What the task requires. The exercise asks you to copy every line below in which "Local" appears.

Dataset records
* BEGIN *
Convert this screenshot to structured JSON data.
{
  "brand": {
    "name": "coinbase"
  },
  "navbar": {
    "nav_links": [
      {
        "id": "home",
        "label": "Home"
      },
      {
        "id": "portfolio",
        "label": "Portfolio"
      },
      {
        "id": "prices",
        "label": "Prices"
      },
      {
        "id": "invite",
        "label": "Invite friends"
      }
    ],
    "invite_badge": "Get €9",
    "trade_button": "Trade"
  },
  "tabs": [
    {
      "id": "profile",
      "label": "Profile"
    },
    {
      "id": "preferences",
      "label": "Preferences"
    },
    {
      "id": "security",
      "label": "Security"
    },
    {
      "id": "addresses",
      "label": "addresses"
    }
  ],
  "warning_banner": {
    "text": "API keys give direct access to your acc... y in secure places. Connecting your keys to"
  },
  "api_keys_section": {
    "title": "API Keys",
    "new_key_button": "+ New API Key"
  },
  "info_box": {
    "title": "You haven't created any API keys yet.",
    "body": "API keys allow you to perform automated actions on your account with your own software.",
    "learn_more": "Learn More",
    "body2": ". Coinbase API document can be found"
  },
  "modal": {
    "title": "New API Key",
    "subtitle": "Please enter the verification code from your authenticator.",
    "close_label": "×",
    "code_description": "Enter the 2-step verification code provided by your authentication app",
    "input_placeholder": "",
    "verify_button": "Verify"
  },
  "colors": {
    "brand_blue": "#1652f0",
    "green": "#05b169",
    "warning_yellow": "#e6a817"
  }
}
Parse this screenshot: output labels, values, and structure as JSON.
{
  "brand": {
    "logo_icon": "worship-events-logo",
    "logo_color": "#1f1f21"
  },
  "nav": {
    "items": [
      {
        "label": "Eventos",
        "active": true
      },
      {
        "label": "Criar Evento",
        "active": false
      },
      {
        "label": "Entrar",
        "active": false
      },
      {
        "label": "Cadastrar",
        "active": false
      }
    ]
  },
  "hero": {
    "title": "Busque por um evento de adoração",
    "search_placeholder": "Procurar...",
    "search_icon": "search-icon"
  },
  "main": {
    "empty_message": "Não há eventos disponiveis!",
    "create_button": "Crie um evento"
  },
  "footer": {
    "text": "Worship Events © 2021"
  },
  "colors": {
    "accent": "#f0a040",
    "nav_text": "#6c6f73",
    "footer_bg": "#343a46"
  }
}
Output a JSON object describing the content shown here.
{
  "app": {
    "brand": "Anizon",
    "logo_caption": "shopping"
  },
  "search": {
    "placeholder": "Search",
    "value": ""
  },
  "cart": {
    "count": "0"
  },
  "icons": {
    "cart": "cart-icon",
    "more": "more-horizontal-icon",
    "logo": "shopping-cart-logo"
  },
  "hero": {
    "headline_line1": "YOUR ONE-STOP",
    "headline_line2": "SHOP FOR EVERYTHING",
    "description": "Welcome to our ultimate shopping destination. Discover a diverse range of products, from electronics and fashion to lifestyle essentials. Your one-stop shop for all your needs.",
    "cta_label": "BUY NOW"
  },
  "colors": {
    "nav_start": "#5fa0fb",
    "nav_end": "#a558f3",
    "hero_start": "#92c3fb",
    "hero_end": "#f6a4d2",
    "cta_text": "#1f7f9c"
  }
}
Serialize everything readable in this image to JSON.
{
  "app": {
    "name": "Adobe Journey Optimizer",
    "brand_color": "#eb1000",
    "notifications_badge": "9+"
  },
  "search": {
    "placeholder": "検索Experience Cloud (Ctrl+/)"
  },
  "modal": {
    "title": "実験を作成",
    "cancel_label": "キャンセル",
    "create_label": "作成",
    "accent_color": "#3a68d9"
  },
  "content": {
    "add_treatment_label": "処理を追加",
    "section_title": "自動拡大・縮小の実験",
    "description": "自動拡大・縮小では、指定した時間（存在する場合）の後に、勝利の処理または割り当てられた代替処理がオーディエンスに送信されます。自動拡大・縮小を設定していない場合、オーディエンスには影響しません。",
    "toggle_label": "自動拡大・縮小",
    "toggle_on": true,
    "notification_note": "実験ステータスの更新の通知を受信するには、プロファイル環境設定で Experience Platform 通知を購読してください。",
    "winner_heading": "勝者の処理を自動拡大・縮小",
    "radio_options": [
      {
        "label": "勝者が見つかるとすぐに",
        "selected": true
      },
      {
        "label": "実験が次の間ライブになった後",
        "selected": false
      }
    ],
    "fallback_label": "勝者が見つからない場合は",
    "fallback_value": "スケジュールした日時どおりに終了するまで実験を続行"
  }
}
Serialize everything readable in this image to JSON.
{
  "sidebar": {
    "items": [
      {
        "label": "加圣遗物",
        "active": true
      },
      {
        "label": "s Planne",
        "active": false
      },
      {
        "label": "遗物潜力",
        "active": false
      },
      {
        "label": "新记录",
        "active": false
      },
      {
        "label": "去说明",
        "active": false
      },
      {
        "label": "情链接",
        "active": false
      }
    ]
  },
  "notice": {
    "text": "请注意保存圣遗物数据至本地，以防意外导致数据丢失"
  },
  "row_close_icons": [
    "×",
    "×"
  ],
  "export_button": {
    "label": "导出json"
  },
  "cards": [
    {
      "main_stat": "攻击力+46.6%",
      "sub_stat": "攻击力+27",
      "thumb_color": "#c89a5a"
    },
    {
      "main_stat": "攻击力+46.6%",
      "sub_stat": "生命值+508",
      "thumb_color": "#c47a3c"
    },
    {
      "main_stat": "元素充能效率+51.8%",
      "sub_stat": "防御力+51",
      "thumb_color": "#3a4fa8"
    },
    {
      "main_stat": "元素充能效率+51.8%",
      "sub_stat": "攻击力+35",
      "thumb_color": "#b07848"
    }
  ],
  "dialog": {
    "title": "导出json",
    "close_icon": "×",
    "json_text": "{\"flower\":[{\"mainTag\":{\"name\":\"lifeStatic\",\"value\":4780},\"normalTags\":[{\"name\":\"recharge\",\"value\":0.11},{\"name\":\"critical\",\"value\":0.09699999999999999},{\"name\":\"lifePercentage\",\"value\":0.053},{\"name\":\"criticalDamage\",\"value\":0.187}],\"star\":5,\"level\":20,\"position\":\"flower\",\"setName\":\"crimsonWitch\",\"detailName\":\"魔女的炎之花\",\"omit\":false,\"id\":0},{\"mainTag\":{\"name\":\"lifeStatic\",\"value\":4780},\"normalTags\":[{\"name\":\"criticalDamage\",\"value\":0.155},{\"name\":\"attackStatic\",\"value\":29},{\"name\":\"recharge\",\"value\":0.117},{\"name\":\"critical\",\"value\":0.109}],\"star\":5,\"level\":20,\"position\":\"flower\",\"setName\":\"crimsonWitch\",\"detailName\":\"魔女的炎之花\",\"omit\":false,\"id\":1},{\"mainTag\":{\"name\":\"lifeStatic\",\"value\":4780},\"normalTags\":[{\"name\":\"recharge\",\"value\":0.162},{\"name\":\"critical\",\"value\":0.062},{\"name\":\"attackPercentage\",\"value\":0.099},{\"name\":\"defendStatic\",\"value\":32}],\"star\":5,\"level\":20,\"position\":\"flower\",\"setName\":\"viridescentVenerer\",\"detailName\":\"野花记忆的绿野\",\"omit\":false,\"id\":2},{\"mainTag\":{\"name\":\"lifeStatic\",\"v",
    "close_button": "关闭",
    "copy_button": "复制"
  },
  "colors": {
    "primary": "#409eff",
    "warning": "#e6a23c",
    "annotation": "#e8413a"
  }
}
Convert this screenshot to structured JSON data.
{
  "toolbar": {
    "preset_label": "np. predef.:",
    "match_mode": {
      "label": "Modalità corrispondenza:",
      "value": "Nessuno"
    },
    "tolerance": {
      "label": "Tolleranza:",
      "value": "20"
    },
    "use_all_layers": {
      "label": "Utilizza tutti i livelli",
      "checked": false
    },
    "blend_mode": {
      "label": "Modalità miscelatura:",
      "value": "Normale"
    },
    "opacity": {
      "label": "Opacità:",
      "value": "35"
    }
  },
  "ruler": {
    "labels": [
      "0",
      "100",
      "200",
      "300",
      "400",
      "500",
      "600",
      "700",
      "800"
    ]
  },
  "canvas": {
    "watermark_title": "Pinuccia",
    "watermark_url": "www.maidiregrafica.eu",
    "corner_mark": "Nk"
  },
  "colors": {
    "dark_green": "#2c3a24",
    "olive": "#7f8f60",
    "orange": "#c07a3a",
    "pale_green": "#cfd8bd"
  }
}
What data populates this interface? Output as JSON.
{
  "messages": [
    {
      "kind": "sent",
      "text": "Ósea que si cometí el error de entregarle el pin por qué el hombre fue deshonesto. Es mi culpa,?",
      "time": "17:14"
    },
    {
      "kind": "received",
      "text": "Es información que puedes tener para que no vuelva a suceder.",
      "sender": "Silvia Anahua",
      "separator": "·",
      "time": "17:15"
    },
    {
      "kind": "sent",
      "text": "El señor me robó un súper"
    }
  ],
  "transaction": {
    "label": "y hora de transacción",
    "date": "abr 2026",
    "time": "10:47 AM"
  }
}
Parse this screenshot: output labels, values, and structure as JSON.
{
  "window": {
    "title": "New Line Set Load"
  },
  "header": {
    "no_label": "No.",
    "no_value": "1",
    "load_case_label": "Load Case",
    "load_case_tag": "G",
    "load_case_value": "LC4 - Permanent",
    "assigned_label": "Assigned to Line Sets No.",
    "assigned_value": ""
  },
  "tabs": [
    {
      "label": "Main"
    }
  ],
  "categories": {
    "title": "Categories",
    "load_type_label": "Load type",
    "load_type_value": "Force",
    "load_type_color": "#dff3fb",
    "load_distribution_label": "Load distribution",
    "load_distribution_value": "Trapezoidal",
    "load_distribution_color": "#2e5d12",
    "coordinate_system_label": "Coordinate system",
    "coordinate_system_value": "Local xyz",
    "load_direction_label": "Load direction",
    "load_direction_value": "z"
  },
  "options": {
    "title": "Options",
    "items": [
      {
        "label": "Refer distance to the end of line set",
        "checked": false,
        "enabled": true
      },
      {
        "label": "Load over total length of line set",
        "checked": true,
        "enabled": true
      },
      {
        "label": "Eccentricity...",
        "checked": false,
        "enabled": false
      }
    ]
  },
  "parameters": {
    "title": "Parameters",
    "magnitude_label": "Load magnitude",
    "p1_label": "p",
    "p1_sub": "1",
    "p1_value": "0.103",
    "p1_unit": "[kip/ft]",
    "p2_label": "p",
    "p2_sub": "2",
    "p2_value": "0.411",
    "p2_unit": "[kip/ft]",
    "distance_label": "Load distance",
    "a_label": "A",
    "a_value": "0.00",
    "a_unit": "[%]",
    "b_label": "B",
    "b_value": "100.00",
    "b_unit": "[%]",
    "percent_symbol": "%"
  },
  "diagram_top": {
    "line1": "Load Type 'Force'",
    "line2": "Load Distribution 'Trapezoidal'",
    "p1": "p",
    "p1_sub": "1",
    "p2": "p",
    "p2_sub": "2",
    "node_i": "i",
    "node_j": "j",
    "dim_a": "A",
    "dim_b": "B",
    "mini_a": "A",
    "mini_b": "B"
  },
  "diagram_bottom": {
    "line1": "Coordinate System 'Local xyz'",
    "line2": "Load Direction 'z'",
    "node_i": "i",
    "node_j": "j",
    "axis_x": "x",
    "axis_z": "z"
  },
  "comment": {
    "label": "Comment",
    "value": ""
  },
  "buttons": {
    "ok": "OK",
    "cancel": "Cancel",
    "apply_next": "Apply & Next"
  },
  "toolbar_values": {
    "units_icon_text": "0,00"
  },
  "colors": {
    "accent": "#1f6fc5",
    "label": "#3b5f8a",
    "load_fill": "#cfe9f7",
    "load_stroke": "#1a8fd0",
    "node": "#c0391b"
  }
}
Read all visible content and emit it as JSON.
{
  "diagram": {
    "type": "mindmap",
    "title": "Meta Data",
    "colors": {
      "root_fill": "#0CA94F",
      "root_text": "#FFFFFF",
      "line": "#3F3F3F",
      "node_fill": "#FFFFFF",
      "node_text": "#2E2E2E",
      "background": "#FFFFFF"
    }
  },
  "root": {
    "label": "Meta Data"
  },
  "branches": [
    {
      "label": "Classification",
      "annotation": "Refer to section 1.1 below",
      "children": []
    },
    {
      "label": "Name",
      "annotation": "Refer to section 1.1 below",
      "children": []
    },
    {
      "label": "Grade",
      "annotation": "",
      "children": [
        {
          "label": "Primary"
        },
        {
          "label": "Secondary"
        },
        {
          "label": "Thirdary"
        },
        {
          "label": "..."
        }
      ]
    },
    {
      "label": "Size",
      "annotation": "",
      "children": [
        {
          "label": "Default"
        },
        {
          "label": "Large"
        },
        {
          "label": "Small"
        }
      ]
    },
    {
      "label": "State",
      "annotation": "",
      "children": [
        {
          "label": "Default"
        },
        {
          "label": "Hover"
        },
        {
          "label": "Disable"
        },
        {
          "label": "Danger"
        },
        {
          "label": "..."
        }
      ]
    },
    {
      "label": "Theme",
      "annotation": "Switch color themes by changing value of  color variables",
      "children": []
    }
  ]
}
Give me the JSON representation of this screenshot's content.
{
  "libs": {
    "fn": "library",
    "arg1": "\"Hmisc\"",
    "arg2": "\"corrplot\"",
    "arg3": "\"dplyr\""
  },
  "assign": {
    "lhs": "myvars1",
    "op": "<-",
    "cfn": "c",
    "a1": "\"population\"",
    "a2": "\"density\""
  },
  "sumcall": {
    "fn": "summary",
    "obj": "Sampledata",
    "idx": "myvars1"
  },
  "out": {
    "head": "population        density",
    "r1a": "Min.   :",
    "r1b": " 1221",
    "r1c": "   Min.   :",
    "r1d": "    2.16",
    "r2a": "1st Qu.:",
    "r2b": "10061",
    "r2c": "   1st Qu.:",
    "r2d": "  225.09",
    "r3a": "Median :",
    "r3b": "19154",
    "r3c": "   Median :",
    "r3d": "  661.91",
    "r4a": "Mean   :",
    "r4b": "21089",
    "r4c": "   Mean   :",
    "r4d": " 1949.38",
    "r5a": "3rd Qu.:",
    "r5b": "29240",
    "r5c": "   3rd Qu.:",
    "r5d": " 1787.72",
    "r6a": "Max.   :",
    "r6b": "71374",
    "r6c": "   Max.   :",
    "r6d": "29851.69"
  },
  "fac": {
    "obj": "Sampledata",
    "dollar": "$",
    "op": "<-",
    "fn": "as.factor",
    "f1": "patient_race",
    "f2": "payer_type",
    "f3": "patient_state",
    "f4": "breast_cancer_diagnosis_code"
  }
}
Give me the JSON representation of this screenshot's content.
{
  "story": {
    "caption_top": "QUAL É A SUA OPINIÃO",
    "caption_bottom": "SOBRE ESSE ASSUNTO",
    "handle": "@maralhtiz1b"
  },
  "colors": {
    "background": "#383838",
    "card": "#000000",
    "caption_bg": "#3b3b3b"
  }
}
* END *
Response to the exercise.
    "coordinate_system_value": "Local xyz",
    "line1": "Coordinate System 'Local xyz'",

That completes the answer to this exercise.